» WHAT IS BEING ASKED: Identify each line below containing the string "science" and copy it.

» DATA FOR THE TASK:
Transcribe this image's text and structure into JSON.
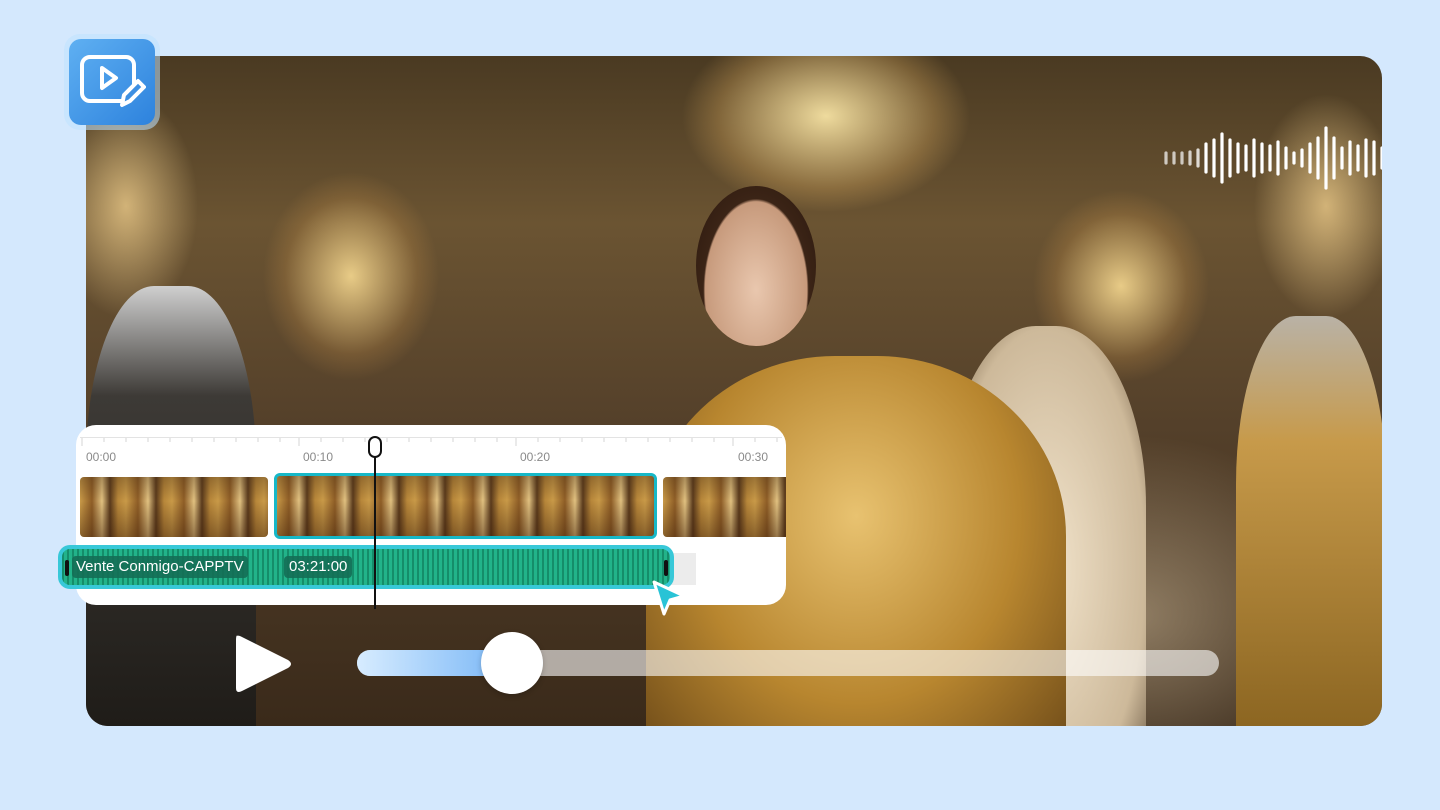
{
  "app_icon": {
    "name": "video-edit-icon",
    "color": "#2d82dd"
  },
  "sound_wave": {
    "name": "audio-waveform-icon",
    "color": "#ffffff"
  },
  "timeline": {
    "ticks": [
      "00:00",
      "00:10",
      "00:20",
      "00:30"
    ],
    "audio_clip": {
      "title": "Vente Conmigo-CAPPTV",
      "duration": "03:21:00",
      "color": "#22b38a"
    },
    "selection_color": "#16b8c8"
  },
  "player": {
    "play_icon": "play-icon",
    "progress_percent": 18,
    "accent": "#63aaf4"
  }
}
--
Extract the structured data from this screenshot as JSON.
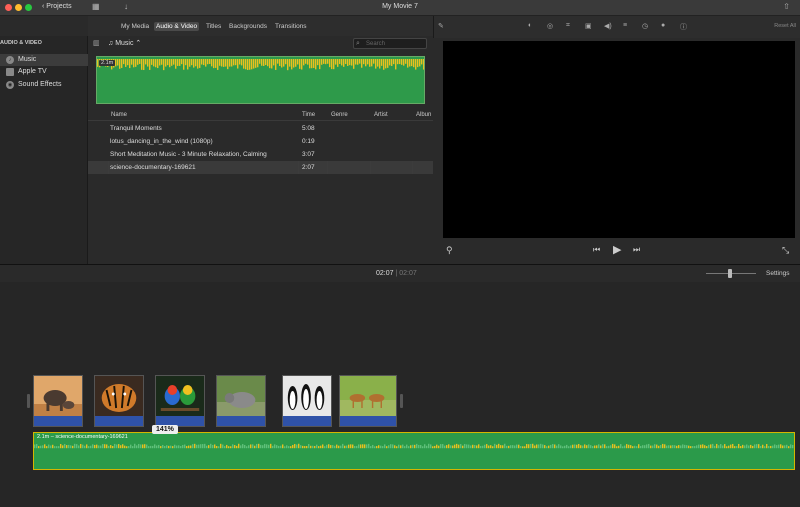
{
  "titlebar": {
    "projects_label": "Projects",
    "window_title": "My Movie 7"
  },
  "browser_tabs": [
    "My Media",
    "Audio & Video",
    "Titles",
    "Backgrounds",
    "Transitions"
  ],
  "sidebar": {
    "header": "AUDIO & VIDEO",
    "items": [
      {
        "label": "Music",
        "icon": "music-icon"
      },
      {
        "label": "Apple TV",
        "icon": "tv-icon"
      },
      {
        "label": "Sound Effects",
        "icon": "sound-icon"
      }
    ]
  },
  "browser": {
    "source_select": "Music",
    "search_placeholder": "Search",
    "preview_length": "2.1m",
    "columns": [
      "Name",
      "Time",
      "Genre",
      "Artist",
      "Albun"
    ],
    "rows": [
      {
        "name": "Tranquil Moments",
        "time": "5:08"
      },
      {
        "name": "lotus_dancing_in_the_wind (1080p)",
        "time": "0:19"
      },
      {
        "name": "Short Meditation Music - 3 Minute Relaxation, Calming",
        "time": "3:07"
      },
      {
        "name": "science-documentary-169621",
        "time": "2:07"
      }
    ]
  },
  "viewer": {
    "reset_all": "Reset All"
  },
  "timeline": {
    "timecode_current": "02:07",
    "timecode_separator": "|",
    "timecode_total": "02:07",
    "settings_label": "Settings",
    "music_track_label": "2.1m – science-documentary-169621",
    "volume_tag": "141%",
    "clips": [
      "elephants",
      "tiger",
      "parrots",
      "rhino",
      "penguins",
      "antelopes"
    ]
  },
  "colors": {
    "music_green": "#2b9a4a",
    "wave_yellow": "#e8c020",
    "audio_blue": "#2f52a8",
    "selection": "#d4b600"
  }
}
...
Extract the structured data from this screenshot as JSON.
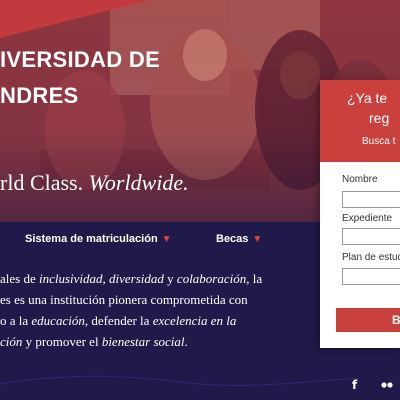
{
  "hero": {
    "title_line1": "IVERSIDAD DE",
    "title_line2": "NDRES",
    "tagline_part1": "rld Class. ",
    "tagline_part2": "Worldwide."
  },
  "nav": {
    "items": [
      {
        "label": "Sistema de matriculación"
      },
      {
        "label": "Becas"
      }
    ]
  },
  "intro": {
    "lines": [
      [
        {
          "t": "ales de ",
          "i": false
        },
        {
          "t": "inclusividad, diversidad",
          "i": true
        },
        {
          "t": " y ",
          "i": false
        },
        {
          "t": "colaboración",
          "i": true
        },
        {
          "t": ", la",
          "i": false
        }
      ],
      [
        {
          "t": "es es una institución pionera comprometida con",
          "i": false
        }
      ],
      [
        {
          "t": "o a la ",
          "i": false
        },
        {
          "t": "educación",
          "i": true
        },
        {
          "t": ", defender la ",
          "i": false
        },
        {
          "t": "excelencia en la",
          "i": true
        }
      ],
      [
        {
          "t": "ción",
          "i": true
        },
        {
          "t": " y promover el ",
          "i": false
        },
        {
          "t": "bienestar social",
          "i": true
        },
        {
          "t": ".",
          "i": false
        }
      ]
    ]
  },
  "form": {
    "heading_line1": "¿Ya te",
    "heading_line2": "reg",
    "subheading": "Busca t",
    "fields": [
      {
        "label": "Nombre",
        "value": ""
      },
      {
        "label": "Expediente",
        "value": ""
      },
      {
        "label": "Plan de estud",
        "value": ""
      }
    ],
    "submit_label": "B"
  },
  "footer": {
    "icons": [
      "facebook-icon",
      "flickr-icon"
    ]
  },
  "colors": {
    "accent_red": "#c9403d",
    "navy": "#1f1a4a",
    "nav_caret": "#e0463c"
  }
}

» ANSWER BELOW:
        "name": "science-documentary-169621",
    "music_track_label": "2.1m – science-documentary-169621",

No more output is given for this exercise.